▸ **Stored items**
>>>>

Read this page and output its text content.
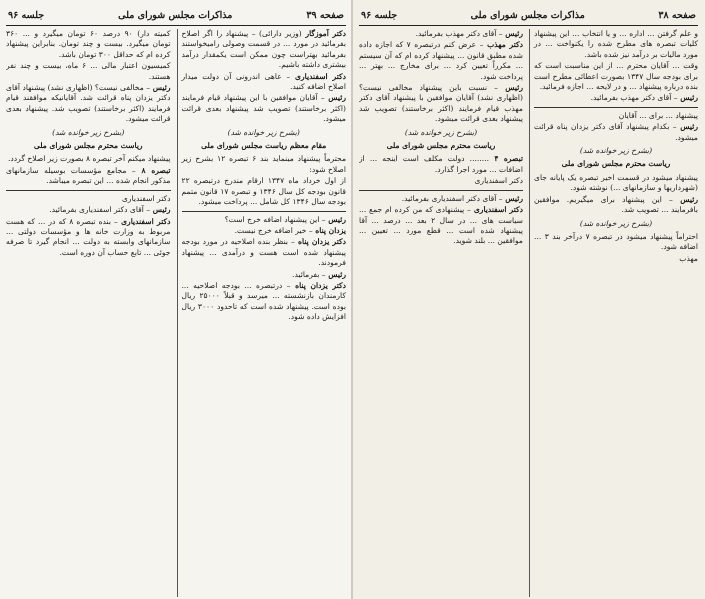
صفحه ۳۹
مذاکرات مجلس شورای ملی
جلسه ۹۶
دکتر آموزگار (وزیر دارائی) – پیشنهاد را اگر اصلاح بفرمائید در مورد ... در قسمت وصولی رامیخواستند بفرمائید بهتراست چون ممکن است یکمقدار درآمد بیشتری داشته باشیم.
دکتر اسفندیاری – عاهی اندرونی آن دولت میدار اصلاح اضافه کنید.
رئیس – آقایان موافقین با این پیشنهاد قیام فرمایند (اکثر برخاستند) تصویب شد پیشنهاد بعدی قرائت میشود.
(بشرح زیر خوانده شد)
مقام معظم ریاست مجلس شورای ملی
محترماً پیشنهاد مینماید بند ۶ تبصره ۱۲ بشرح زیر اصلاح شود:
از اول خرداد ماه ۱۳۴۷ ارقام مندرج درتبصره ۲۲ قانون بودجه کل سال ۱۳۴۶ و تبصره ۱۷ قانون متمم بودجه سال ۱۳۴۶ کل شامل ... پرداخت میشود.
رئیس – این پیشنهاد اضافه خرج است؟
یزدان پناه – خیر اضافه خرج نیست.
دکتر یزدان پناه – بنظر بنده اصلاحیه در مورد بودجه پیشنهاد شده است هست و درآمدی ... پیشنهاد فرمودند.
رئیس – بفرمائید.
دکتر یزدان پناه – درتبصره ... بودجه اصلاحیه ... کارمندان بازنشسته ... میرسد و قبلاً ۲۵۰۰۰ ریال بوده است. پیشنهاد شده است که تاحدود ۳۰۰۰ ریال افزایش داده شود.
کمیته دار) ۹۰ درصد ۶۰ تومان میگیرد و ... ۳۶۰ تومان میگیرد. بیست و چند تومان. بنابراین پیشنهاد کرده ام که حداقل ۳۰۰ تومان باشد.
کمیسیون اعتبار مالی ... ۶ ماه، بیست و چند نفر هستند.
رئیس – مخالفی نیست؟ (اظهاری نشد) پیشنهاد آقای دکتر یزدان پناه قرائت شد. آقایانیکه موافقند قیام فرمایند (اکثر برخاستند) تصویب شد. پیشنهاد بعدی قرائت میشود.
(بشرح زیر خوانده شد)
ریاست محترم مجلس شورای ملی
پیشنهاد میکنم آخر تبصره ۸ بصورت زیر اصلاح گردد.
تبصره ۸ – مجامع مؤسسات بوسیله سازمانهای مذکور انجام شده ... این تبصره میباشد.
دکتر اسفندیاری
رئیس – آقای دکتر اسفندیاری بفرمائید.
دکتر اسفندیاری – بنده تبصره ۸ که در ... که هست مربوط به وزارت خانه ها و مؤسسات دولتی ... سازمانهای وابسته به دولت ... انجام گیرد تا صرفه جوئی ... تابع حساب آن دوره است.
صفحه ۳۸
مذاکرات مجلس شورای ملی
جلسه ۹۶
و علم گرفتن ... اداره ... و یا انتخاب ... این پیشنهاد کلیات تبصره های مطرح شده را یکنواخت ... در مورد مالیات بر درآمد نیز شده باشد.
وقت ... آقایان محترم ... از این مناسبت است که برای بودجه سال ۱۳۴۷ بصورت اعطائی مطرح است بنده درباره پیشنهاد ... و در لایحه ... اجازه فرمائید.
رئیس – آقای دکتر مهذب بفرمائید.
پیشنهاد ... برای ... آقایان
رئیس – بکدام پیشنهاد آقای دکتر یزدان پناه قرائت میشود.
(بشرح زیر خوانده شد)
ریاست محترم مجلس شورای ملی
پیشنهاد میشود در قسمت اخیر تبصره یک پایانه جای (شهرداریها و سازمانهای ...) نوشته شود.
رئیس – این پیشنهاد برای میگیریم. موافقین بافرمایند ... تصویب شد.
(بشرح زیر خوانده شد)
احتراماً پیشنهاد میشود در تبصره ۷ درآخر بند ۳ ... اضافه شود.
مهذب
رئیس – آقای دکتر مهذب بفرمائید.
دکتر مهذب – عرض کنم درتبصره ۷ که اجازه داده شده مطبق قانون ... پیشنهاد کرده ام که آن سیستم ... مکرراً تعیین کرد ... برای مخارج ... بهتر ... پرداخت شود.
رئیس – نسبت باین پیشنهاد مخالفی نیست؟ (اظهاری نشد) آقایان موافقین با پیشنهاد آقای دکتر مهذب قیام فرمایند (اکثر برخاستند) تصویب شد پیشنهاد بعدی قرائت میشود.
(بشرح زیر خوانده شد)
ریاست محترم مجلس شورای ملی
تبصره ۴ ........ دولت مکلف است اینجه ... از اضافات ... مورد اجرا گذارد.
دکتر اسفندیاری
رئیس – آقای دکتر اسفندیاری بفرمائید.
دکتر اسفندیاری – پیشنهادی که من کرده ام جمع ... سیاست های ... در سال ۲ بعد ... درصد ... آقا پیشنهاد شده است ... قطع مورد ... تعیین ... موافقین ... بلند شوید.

<<<<

Scan the entries above. Copy each line that has the string "اکثر".

رئیس – آقایان موافقین با این پیشنهاد قیام فرمایند (اکثر برخاستند) تصویب شد پیشنهاد بعدی قرائت میشود.
رئیس – مخالفی نیست؟ (اظهاری نشد) پیشنهاد آقای دکتر یزدان پناه قرائت شد. آقایانیکه موافقند قیام فرمایند (اکثر برخاستند) تصویب شد. پیشنهاد بعدی قرائت میشود.
رئیس – نسبت باین پیشنهاد مخالفی نیست؟ (اظهاری نشد) آقایان موافقین با پیشنهاد آقای دکتر مهذب قیام فرمایند (اکثر برخاستند) تصویب شد پیشنهاد بعدی قرائت میشود.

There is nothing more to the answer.